*PROBLEMS TO SOLVE:*
- 1) In the essay on learning Yiddish after 60, what did the author's grandfather Avrom become after he arrived in New York?
- 2) Pick up the essay on learning Yiddish after 60 after its final sentence and keep writing it.

Learning Yiddish After 60

Since I was a child, I have always wanted to know Yiddish. Not learn it, not study it—just wake up one day knowing it. When I was about 10, I had a brilliant idea. If my parents would agree to speak only Yiddish with each other, it would just come to me without effort. When I made the suggestion, there was no discussion—discussion was not a thing in our house. I got “the Look,” and we were done.

But now, at 68, I have learned a fair bit of Yiddish, and all since I turned 60. I speak it—a little. I understand much, but by no means all, of what I hear; I read perhaps three or four pages at a time. But I’m still poking along, and I intend to do so indefinitely.

Sholem Aleichem’s Motl Peyse in the 1953 edition of Motl Peysi dem khazans. (Courtesy of the Yiddish Book Center.)

Why have I spent my time on this peculiar hobby? I don’t entirely know, and I have no “just-so” story about how my entire life has led me to this moment. Of course, I’ve had plenty of practice answering the question. Many people have asked me—in fact, everyone I know who isn’t actually studying Yiddish asks. The question is always followed by, “Why do you want to learn a dead language? Who are you going to speak it with?” These are very good questions. I never try to argue that Yiddish is not dead and may be spoken for centuries yet, because, in the common-sense way that they mean, Yiddish is certainly in its last throes.

Yiddish was more present in my early life than in that of some of my contemporaries. My father’s parents got here very late in the great migration of Jews to the United States—my grandfather in 1913 or 1914, my grandmother in 1917. My grandfather Avrom traveled from Babruysk in what is now Belarus to New York, where he became a baker. He left behind my grandmother Anna, intending to send for her and their infant son—my Uncle Sam. Anna was an orphan who had been apprenticed to a bagel baker. At five foot seven inches, she was a Valkyrie among Jewish women. Anna may have spent her childhood in hell baking bagels, but at least someone fed her. Next to my grandpa Avrom, she looked like one of those giant mantises that eats its mate after copulating, only fatter.

But World War I broke out, and the ordinary emigration routes through Hamburg, Trieste, and Liverpool were barred. So in 1916, Anna set out with baby Sam across Russia to Harbin in China; then on to Nagasaki and Yokohama, Japan; by ship to Seattle; and by train to the Lower East Side. Whenever she ran out of money, she waited for my grandfather to send more—through the Hebrew Immigrant Aid Society (HIAS) way stations, I now realize.

The story of my grandparents’ meeting after so many years always required a little Yiddish in my father’s telling. Anna asked Avrom what he did. “I’m a baker.” “And what do you earn?” “Thirty rubles.” “Draysik rubl a kheydesh”? (Thirty rubles a month?) “Neyn, draysik rubl a vokh.” (No, 30 rubles a week.”) “Oy, du bist a noged.” (You’re a prince!) My father was born nine months after this conversation.

My father, naturally, spoke only Yiddish until he went to school. He returned after the first day with much information about the “kindergortn mentshn.” Of course he learned English after that without an accent, if someone who grew up on the Lower East Side and in Brighton Beach could be said to have no accent. Dad always spoke Yiddish with his parents, but by the time I came to consciousness, they lived mostly in Miami Beach, where my grandma had acquired a small hotel.

*ENTRIES:*
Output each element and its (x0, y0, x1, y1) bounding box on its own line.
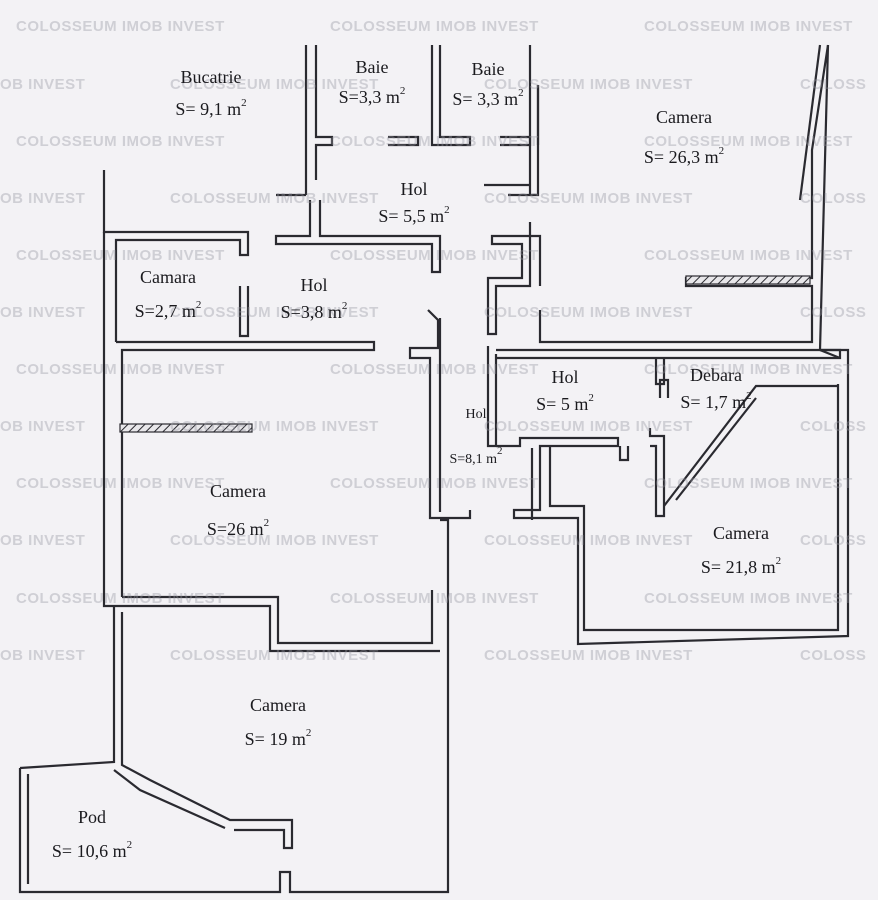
watermark: COLOSSEUM IMOB INVEST (484, 304, 693, 321)
watermark: COLOSSEUM IMOB INVEST (330, 361, 539, 378)
room-name: Pod (77, 807, 106, 827)
watermark: COLOSSEUM IMOB INVEST (170, 304, 379, 321)
room-label-camera-ne: Camera S= 26,3 m2 (626, 108, 742, 166)
room-label-baie-1: Baie S=3,3 m2 (322, 58, 422, 106)
room-label-hol-mid: Hol S=3,8 m2 (264, 276, 364, 321)
room-label-debara: Debara S= 1,7 m2 (664, 366, 768, 411)
room-area: S=2,7 m2 (134, 299, 202, 321)
watermark: COLOSSEUM IMOB INVEST (170, 190, 379, 207)
watermark: COLOSSEUM IMOB INVEST (16, 247, 225, 264)
watermark: COLOSSEUM IMOB INVEST (16, 475, 225, 492)
central-walls (408, 309, 850, 646)
room-name: Camera (210, 481, 266, 501)
watermark: OB INVEST (0, 647, 86, 664)
room-label-camera-se: Camera S= 21,8 m2 (682, 524, 800, 576)
room-label-baie-2: Baie S= 3,3 m2 (438, 60, 538, 108)
room-area: S= 9,1 m2 (175, 97, 247, 119)
room-area: S= 3,3 m2 (452, 87, 524, 109)
watermark: COLOSSEUM IMOB INVEST (16, 133, 225, 150)
room-area: S=8,1 m2 (449, 445, 503, 467)
room-label-hol-right: Hol S= 5 m2 (522, 368, 608, 413)
watermark: COLOSSEUM IMOB INVEST (644, 361, 853, 378)
watermark: OB INVEST (0, 76, 86, 93)
watermark: COLOSSEUM IMOB INVEST (644, 590, 853, 607)
room-area: S= 19 m2 (244, 727, 312, 749)
watermark: OB INVEST (0, 304, 86, 321)
watermark: COLOSSEUM IMOB INVEST (330, 475, 539, 492)
watermark: COLOSSEUM IMOB INVEST (484, 418, 693, 435)
room-area: S= 10,6 m2 (51, 839, 133, 861)
watermark: OB INVEST (0, 532, 86, 549)
watermark: COLOSSEUM IMOB INVEST (644, 133, 853, 150)
room-area: S=3,3 m2 (338, 85, 406, 107)
room-name: Camera (713, 523, 769, 543)
watermark: COLOSSEUM IMOB INVEST (644, 475, 853, 492)
room-name: Baie (471, 59, 505, 79)
watermark: COLOSSEUM IMOB INVEST (330, 247, 539, 264)
watermark: COLOSSEUM IMOB INVEST (484, 76, 693, 93)
watermark: COLOSSEUM IMOB INVEST (330, 133, 539, 150)
watermark: COLOSSEUM IMOB INVEST (484, 532, 693, 549)
watermark: COLOSSEUM IMOB INVEST (170, 647, 379, 664)
watermark: COLOSSEUM IMOB INVEST (170, 76, 379, 93)
room-name: Hol (300, 275, 328, 295)
room-name: Camera (656, 107, 712, 127)
northeast-walls (508, 44, 841, 360)
room-area: S=3,8 m2 (280, 300, 348, 322)
watermark: COLOSSEUM IMOB INVEST (170, 418, 379, 435)
watermark: COLOSSEUM IMOB INVEST (16, 361, 225, 378)
watermark: OB INVEST (0, 190, 86, 207)
watermark: COLOSS (800, 532, 867, 549)
room-name: Hol (551, 367, 579, 387)
watermark: COLOSS (800, 190, 867, 207)
room-area: S=26 m2 (206, 517, 270, 539)
watermark: COLOSS (800, 418, 867, 435)
room-label-hol-top: Hol S= 5,5 m2 (362, 180, 466, 225)
hatched-wall-west (119, 423, 253, 433)
room-label-camara: Camara S=2,7 m2 (118, 268, 218, 320)
watermark: COLOSSEUM IMOB INVEST (16, 590, 225, 607)
room-name: Debara (690, 365, 742, 385)
west-walls (18, 170, 450, 894)
room-name: Hol (400, 179, 428, 199)
watermark: COLOSSEUM IMOB INVEST (330, 590, 539, 607)
room-area: S= 26,3 m2 (643, 145, 725, 167)
room-name: Camara (140, 267, 196, 287)
watermark: COLOSS (800, 647, 867, 664)
watermark: COLOSSEUM IMOB INVEST (644, 18, 853, 35)
watermark: COLOSSEUM IMOB INVEST (330, 18, 539, 35)
room-area: S= 5,5 m2 (378, 204, 450, 226)
room-name: Baie (355, 57, 389, 77)
watermark: COLOSS (800, 76, 867, 93)
room-name: Hol (465, 407, 487, 422)
watermark: OB INVEST (0, 418, 86, 435)
room-area: S= 1,7 m2 (680, 390, 752, 412)
watermark: COLOSSEUM IMOB INVEST (170, 532, 379, 549)
room-name: Camera (250, 695, 306, 715)
watermark: COLOSSEUM IMOB INVEST (484, 647, 693, 664)
room-area: S= 5 m2 (536, 392, 594, 414)
watermark: COLOSS (800, 304, 867, 321)
room-name: Bucatrie (180, 67, 242, 87)
watermark: COLOSSEUM IMOB INVEST (644, 247, 853, 264)
hatched-wall-east (685, 275, 811, 285)
room-label-hol-center: Hol S=8,1 m2 (436, 408, 516, 467)
room-label-bucatrie: Bucatrie S= 9,1 m2 (156, 68, 266, 118)
watermark: COLOSSEUM IMOB INVEST (484, 190, 693, 207)
room-label-camera-sw: Camera S= 19 m2 (226, 696, 330, 748)
room-area: S= 21,8 m2 (700, 555, 782, 577)
watermark: COLOSSEUM IMOB INVEST (16, 18, 225, 35)
room-label-camera-w: Camera S=26 m2 (186, 482, 290, 538)
room-label-pod: Pod S= 10,6 m2 (36, 808, 148, 860)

*FINAL ANSWERS:*
- 1) He became a baker.

- 2)
Thus, my only real exposure to Yiddish was for a week or so in the summer, when my father and I went to the Catskills to help Grandma open her bungalow colony. I thought it was paradise. I now realize that my mother never came along because the whole place was a squalid throwback. (I’m glad I never saw the hotel.) And I couldn’t really speak to my grandparents at all, although my grandma always celebrated our arrival by baking a khale in mitn vokh (a challah in the middle of the week), which in some Yiddish songs is an emblem of the goldene medine.

My grandparents were gone by the time I was 11, and after that I rarely heard my father or anyone else speak Yiddish, except to keep secrets from the children. Dad was no Yiddishist, although he disliked it when people like his brothers called the language “Jewish.” He could not read or write it, but he always claimed to speak a “tife yidish” (deep Yiddish) and I think he was telling the truth. He was even uncool enough (in his generation) to take my mother on a date to see the Yiddish King Lear.

My mother, on the other hand, could understand Yiddish but didn’t speak it with any real fluency. Her parents came to America separately as young teenagers. My grandpa Joe had been a yeshive bokher, who decided, the moment he reached New York, that he would never speak Yiddish again. He died before I was born, but by all accounts he was pigheaded enough to keep his vow. The Yiddish in Mom’s house came from a stream of immigrant relatives and refugees who kept the couch warm through the 1930s, and that’s how she learned the little she knew.

Although I only understood a word here and there, Yiddish always felt very present to me, hovering just beyond the edge of intelligibility, as if only the thinnest of veils kept me from understanding everything. Yiddish somehow underlay everything that was said in our family, every joke, every argument, every bit of rhetoric. As a teenager, I once slammed the kitchen door and was rewarded by my mother saying, “Your head should hit the floor with that sound . . . ”

Actual Yiddish did surface now and then. My mother successfully disposed of my Ayn Rand period, when I was 11, with four words. I was excitedly explaining the plot of Atlas Shrugged to my parents. When I paused for breath, my mother looked at my father and said, “Nu, herts zikh tsu?”—“Are you listening to this?” Her intonation alone returned me to the Democratic Party.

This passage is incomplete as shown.